%%
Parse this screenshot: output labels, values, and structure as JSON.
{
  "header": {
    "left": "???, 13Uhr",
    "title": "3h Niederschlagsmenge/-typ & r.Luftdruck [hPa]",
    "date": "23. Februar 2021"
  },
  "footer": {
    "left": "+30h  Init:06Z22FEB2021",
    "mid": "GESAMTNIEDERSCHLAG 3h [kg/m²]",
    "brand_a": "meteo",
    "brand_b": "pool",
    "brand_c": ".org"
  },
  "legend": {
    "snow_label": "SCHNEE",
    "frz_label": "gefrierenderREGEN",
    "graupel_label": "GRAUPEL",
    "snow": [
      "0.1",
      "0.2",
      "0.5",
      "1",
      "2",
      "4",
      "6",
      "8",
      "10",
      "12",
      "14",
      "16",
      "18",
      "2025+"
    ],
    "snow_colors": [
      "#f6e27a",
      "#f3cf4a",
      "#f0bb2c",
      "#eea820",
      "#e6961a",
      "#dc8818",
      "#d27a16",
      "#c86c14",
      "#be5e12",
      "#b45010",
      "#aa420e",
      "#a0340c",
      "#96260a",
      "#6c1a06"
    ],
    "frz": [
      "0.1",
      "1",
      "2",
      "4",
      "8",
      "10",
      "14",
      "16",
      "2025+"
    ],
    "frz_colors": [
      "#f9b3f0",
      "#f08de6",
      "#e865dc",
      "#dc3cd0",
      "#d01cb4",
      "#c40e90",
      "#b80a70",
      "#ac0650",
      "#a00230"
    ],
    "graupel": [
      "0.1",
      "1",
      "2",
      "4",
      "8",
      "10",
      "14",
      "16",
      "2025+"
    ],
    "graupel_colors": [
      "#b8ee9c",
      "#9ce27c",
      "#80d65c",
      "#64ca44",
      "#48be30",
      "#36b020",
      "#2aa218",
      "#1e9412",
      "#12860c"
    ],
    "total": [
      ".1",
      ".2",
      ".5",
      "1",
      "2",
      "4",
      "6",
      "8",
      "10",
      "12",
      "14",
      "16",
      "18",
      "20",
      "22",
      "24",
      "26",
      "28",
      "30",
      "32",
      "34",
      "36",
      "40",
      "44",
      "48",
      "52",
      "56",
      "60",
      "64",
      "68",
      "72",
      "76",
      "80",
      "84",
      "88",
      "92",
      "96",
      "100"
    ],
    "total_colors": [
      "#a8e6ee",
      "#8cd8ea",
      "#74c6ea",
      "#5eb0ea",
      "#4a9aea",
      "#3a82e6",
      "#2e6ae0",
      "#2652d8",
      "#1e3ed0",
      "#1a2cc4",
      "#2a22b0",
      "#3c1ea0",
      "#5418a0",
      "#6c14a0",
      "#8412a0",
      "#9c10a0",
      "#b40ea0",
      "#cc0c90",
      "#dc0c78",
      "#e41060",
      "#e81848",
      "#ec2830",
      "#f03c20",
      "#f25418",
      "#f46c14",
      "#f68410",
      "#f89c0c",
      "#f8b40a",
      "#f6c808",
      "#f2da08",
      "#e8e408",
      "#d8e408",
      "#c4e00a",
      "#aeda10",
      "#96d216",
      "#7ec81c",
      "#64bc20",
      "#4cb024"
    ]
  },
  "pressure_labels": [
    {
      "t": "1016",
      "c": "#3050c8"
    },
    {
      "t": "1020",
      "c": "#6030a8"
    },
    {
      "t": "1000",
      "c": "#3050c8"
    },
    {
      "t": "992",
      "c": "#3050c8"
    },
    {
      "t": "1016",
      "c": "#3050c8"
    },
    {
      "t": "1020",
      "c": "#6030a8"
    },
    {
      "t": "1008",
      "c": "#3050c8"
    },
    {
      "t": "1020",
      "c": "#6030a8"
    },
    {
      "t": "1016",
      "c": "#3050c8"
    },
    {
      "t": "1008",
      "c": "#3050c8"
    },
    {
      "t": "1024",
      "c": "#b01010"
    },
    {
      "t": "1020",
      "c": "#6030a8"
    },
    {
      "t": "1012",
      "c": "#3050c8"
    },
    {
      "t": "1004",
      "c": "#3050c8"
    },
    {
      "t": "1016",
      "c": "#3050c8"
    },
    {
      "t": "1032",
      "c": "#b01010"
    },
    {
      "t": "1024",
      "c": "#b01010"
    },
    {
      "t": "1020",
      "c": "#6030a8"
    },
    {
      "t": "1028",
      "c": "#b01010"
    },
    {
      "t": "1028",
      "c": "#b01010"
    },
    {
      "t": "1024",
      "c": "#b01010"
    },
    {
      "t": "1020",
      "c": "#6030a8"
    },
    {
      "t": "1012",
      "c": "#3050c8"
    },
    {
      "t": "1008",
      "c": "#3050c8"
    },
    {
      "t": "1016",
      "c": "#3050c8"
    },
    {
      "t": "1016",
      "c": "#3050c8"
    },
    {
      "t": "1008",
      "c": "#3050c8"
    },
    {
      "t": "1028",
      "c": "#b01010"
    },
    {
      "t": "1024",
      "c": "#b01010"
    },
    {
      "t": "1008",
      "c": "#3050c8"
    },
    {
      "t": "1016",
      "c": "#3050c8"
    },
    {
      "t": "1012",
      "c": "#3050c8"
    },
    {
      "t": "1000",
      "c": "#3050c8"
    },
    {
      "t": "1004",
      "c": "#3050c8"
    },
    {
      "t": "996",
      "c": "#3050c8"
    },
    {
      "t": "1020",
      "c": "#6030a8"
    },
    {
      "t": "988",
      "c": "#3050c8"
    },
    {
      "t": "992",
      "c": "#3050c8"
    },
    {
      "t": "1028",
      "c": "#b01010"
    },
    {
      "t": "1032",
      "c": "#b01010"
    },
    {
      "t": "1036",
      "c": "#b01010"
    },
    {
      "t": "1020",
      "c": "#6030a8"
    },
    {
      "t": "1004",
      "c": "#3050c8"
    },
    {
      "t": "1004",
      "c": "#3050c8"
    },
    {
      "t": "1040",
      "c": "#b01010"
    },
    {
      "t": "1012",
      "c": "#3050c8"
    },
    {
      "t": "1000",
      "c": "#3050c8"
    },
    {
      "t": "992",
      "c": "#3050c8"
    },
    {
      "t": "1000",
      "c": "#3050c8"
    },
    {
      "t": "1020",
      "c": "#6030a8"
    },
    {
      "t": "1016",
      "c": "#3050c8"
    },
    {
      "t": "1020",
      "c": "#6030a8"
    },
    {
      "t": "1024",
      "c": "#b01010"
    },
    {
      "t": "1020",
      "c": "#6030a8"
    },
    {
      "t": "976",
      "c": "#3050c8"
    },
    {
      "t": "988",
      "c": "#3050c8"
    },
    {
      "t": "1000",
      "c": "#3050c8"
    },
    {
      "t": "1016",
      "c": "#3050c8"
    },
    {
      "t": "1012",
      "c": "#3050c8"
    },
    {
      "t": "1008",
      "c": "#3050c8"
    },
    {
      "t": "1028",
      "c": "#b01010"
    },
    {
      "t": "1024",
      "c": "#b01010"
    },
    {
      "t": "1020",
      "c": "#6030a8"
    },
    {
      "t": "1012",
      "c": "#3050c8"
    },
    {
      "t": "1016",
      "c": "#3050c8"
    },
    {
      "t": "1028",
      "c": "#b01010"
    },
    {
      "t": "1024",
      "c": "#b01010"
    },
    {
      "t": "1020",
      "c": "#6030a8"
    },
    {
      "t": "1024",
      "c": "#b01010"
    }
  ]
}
%%
§ **GIVEN PROBLEM**: Pick out all lines from the data above in which the word "left" appears.

§ **ANSWER IN FULL**:
    "left": "???, 13Uhr",
    "left": "+30h  Init:06Z22FEB2021",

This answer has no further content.